Task brief >> Gather the lines that hold the string "JSON".

Exercise inputs >>
◇ ◇ ◇

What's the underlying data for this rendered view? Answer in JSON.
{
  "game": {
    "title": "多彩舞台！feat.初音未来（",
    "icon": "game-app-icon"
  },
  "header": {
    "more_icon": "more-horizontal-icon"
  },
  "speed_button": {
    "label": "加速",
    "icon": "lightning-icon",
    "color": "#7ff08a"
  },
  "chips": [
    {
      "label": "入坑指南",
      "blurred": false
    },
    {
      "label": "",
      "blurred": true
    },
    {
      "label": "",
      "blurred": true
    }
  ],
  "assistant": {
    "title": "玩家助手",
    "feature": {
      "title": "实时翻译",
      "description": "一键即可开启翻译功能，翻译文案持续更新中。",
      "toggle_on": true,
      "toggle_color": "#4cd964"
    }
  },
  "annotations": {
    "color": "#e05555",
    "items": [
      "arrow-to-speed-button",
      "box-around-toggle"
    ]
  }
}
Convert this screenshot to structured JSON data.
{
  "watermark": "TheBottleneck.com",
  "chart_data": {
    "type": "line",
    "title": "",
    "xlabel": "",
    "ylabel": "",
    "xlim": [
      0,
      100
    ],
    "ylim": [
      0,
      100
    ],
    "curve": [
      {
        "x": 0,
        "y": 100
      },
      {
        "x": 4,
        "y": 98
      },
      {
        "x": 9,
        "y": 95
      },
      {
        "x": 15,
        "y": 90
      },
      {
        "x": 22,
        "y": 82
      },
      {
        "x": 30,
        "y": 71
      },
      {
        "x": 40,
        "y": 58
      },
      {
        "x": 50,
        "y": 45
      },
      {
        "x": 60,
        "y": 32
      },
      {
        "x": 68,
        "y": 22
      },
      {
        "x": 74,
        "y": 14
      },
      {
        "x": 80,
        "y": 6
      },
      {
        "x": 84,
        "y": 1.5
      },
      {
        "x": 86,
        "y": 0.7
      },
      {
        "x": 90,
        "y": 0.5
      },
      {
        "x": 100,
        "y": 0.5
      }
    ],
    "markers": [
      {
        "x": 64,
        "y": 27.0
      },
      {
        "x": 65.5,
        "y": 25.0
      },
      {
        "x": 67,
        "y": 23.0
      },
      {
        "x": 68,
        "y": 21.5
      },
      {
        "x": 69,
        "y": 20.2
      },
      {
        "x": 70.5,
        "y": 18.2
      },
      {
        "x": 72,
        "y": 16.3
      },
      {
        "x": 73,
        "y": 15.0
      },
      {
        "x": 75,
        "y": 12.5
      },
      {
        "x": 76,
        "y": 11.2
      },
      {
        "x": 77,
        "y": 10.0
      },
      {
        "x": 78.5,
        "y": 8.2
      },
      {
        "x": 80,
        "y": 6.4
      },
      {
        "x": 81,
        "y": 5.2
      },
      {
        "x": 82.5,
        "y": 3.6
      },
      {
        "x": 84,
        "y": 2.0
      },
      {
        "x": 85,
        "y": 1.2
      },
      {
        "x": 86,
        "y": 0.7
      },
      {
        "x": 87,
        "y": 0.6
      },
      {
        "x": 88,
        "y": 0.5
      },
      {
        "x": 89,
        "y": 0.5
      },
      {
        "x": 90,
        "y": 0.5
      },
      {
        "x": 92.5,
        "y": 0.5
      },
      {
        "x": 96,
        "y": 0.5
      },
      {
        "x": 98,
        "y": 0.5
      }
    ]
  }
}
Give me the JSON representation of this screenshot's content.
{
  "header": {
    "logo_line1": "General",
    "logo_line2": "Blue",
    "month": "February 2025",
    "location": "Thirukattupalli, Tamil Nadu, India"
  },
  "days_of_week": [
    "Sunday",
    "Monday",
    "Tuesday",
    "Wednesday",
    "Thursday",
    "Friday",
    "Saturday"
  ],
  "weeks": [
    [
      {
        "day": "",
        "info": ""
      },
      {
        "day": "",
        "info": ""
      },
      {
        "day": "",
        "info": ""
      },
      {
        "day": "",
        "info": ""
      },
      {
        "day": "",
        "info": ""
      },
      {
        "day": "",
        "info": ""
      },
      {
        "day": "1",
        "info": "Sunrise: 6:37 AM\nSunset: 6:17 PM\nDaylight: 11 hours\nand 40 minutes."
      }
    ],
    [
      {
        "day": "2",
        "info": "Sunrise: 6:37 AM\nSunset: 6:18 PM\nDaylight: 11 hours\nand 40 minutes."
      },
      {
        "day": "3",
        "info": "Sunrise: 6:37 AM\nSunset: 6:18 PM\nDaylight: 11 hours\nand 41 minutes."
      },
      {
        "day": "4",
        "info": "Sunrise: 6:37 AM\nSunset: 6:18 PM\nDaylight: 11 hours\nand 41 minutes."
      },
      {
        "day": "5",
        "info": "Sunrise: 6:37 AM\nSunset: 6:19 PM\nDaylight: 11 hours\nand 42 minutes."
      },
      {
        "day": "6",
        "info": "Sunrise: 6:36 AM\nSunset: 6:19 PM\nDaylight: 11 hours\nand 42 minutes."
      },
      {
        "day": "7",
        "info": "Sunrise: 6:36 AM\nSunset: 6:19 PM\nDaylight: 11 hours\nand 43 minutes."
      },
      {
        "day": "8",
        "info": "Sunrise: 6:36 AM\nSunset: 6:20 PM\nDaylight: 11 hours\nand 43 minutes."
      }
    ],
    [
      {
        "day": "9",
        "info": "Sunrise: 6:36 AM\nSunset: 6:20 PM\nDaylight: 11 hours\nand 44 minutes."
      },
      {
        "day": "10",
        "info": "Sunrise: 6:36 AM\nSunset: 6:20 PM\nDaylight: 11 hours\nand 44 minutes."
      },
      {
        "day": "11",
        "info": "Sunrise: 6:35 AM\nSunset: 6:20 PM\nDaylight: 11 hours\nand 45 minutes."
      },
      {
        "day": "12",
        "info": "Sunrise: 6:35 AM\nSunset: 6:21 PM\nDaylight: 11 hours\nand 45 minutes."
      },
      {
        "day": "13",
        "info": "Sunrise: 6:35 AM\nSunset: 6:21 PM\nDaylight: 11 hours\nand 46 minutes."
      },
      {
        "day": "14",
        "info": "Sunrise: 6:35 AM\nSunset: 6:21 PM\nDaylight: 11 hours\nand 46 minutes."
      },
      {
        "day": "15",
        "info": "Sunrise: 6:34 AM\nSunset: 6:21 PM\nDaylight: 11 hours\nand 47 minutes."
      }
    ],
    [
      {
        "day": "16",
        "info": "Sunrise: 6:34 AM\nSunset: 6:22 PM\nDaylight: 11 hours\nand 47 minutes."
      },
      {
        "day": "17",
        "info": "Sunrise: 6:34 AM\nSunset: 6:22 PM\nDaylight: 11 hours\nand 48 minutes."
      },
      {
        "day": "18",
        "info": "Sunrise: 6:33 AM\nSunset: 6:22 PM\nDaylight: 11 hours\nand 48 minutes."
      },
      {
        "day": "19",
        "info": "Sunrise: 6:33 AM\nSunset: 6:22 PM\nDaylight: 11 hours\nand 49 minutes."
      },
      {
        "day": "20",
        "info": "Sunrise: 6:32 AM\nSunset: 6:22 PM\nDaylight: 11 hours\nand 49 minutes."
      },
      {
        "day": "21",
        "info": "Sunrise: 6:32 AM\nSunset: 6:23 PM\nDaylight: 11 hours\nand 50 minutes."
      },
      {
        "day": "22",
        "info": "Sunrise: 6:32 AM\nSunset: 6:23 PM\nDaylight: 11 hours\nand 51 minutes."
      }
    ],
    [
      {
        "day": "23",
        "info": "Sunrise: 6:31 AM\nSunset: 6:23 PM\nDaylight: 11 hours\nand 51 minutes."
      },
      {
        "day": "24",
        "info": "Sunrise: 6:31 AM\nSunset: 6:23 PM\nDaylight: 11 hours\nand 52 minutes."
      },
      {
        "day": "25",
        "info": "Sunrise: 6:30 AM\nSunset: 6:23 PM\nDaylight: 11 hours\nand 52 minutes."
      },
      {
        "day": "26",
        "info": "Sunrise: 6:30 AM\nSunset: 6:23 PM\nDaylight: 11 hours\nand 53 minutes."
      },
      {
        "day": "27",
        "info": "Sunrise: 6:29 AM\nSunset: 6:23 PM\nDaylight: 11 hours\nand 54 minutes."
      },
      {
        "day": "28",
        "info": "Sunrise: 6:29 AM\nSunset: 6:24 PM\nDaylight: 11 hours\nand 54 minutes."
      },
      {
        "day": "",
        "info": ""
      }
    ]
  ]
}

◇ ◇ ◇

Result of this exercise >>
What's the underlying data for this rendered view? Answer in JSON.
Convert this screenshot to structured JSON data.
Give me the JSON representation of this screenshot's content.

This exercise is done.